• _WHAT YOU WILL DO_
Review the material and extract every line in which the word "quạt" occurs.

[Collected data entries]

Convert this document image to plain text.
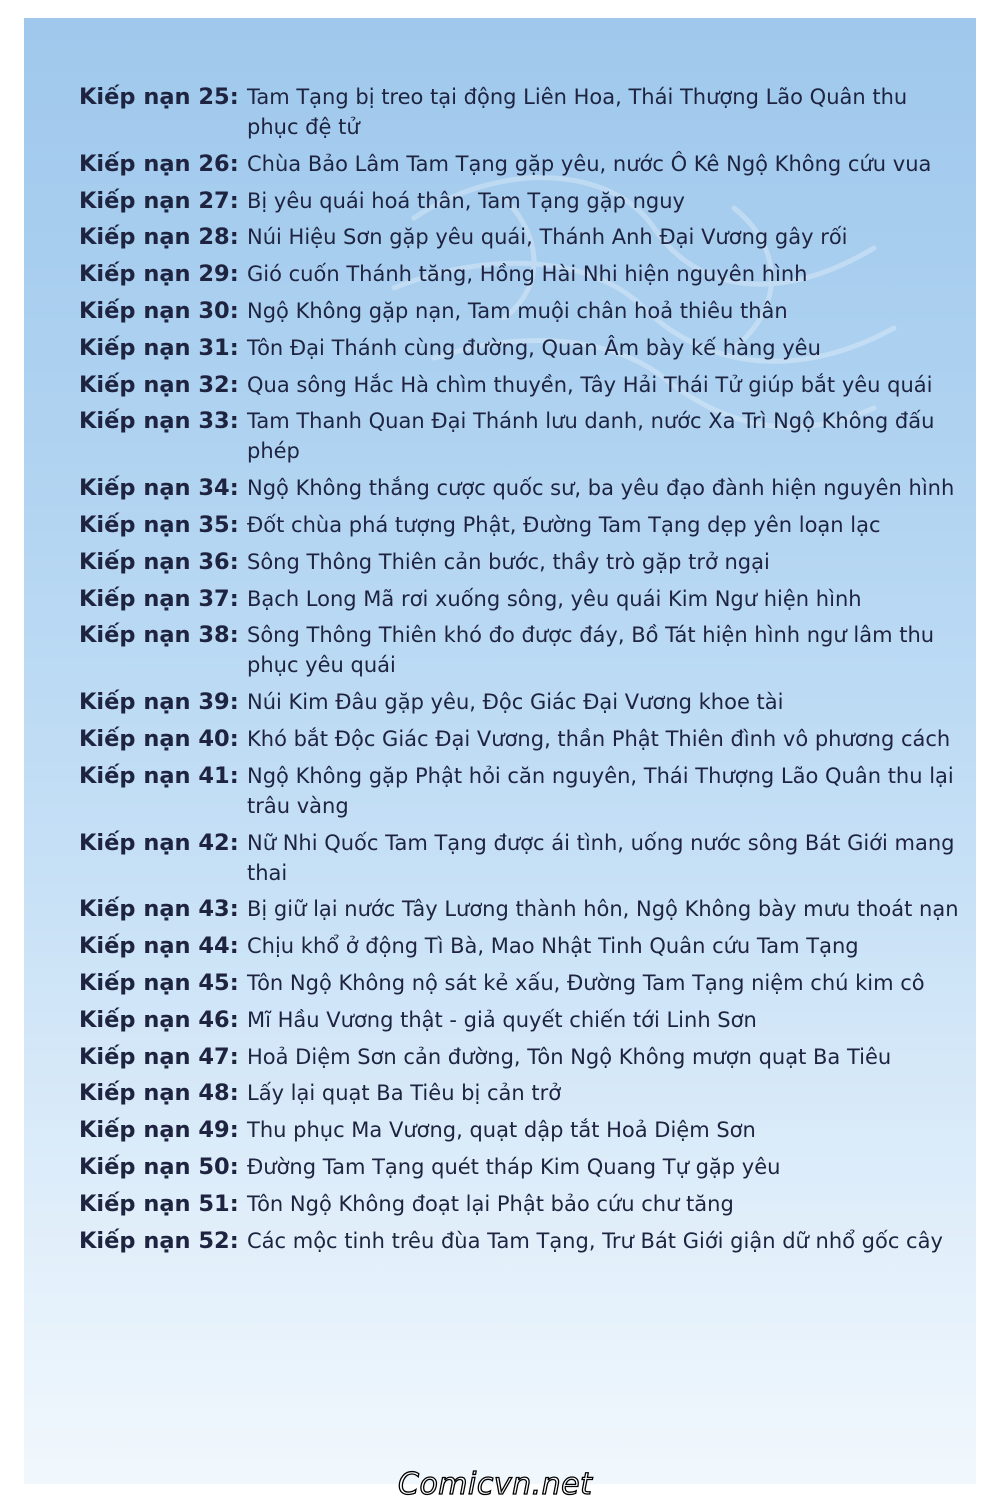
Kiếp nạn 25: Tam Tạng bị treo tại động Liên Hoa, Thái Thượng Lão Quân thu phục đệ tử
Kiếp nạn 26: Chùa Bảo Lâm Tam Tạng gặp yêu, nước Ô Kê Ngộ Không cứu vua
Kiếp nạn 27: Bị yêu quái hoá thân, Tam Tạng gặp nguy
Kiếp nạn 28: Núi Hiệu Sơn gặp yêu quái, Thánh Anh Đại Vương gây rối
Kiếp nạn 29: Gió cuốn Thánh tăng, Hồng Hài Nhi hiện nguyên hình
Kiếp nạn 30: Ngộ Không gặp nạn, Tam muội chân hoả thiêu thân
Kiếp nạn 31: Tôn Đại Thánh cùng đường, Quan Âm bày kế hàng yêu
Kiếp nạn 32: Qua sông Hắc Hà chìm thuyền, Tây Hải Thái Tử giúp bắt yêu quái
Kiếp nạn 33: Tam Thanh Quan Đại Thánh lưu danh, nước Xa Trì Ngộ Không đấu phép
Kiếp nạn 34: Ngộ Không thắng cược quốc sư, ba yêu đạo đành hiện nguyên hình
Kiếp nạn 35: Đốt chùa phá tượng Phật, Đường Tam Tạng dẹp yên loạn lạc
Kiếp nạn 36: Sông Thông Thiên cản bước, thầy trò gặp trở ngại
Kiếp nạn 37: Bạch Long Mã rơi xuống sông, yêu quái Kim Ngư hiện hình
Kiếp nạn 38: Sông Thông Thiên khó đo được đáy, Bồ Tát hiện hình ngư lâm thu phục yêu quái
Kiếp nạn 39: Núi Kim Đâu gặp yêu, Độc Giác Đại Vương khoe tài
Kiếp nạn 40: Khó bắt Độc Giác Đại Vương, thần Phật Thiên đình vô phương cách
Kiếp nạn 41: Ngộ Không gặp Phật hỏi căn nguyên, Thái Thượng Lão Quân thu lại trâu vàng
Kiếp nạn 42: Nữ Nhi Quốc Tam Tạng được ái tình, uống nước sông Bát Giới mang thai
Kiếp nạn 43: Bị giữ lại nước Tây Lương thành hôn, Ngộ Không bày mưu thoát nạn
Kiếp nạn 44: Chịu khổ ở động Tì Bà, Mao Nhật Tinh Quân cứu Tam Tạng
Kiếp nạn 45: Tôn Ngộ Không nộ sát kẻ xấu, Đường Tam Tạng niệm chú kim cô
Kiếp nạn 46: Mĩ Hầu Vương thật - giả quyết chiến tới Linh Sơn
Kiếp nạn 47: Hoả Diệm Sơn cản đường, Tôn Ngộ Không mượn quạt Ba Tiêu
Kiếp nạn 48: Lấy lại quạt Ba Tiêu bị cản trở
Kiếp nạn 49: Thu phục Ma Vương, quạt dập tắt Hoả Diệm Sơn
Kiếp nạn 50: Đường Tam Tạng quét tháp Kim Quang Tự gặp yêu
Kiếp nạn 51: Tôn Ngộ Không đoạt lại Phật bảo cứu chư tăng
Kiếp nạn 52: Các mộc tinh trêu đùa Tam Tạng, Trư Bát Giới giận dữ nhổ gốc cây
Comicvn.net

• _THE REPLY_
Kiếp nạn 47: Hoả Diệm Sơn cản đường, Tôn Ngộ Không mượn quạt Ba Tiêu
Kiếp nạn 48: Lấy lại quạt Ba Tiêu bị cản trở
Kiếp nạn 49: Thu phục Ma Vương, quạt dập tắt Hoả Diệm Sơn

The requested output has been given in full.